| REQUIREMENT |
Transcribe each line exactly.

| STORED ROWS |
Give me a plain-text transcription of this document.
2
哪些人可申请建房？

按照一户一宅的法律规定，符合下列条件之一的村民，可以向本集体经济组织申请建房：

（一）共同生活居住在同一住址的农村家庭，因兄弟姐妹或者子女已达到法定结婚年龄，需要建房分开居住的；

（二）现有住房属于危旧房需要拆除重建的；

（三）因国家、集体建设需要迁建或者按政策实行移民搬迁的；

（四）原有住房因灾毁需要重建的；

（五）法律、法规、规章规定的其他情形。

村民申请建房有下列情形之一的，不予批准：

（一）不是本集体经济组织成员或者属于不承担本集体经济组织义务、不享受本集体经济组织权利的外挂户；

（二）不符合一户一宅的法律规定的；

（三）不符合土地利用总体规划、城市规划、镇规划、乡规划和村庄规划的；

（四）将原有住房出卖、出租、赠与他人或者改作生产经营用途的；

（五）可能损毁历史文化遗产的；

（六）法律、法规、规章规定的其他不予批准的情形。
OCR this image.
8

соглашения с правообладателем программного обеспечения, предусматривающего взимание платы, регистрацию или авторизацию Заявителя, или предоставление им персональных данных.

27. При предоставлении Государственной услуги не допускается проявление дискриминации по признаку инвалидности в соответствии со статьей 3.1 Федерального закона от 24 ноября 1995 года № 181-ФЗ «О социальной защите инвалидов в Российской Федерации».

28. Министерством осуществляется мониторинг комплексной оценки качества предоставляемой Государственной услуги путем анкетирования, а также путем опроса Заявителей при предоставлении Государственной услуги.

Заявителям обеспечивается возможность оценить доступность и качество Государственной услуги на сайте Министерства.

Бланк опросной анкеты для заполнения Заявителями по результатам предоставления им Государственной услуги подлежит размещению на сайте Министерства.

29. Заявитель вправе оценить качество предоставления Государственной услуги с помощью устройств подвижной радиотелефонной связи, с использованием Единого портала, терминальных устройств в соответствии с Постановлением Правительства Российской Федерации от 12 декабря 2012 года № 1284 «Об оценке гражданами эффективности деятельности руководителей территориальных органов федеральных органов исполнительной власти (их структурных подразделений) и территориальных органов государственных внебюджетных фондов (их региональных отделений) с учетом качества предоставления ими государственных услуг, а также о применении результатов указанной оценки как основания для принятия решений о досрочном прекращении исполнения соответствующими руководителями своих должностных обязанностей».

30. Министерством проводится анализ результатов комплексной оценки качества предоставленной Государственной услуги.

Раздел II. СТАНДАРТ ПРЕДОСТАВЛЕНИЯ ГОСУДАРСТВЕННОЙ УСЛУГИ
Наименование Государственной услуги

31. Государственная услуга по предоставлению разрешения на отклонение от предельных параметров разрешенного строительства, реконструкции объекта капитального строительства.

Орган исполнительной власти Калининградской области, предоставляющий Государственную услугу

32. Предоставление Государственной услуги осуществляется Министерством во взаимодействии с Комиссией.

| RESPONSE TO THIS TASK |
Give me a plain-text transcription of this document.
2
哪些人可申请建房？

按照一户一宅的法律规定，符合下列条件之一的村民，可以向本集体经济组织申请建房：

（一）共同生活居住在同一住址的农村家庭，因兄弟姐妹或者子女已达到法定结婚年龄，需要建房分开居住的；

（二）现有住房属于危旧房需要拆除重建的；

（三）因国家、集体建设需要迁建或者按政策实行移民搬迁的；

（四）原有住房因灾毁需要重建的；

（五）法律、法规、规章规定的其他情形。

村民申请建房有下列情形之一的，不予批准：

（一）不是本集体经济组织成员或者属于不承担本集体经济组织义务、不享受本集体经济组织权利的外挂户；

（二）不符合一户一宅的法律规定的；

（三）不符合土地利用总体规划、城市规划、镇规划、乡规划和村庄规划的；

（四）将原有住房出卖、出租、赠与他人或者改作生产经营用途的；

（五）可能损毁历史文化遗产的；

（六）法律、法规、规章规定的其他不予批准的情形。
OCR this image.
8

соглашения с правообладателем программного обеспечения, предусматривающего взимание платы, регистрацию или авторизацию Заявителя, или предоставление им персональных данных.

27. При предоставлении Государственной услуги не допускается проявление дискриминации по признаку инвалидности в соответствии со статьей 3.1 Федерального закона от 24 ноября 1995 года № 181-ФЗ «О социальной защите инвалидов в Российской Федерации».

28. Министерством осуществляется мониторинг комплексной оценки качества предоставляемой Государственной услуги путем анкетирования, а также путем опроса Заявителей при предоставлении Государственной услуги.

Заявителям обеспечивается возможность оценить доступность и качество Государственной услуги на сайте Министерства.

Бланк опросной анкеты для заполнения Заявителями по результатам предоставления им Государственной услуги подлежит размещению на сайте Министерства.

29. Заявитель вправе оценить качество предоставления Государственной услуги с помощью устройств подвижной радиотелефонной связи, с использованием Единого портала, терминальных устройств в соответствии с Постановлением Правительства Российской Федерации от 12 декабря 2012 года № 1284 «Об оценке гражданами эффективности деятельности руководителей территориальных органов федеральных органов исполнительной власти (их структурных подразделений) и территориальных органов государственных внебюджетных фондов (их региональных отделений) с учетом качества предоставления ими государственных услуг, а также о применении результатов указанной оценки как основания для принятия решений о досрочном прекращении исполнения соответствующими руководителями своих должностных обязанностей».

30. Министерством проводится анализ результатов комплексной оценки качества предоставленной Государственной услуги.

Раздел II. СТАНДАРТ ПРЕДОСТАВЛЕНИЯ ГОСУДАРСТВЕННОЙ УСЛУГИ
Наименование Государственной услуги

31. Государственная услуга по предоставлению разрешения на отклонение от предельных параметров разрешенного строительства, реконструкции объекта капитального строительства.

Орган исполнительной власти Калининградской области, предоставляющий Государственную услугу

32. Предоставление Государственной услуги осуществляется Министерством во взаимодействии с Комиссией.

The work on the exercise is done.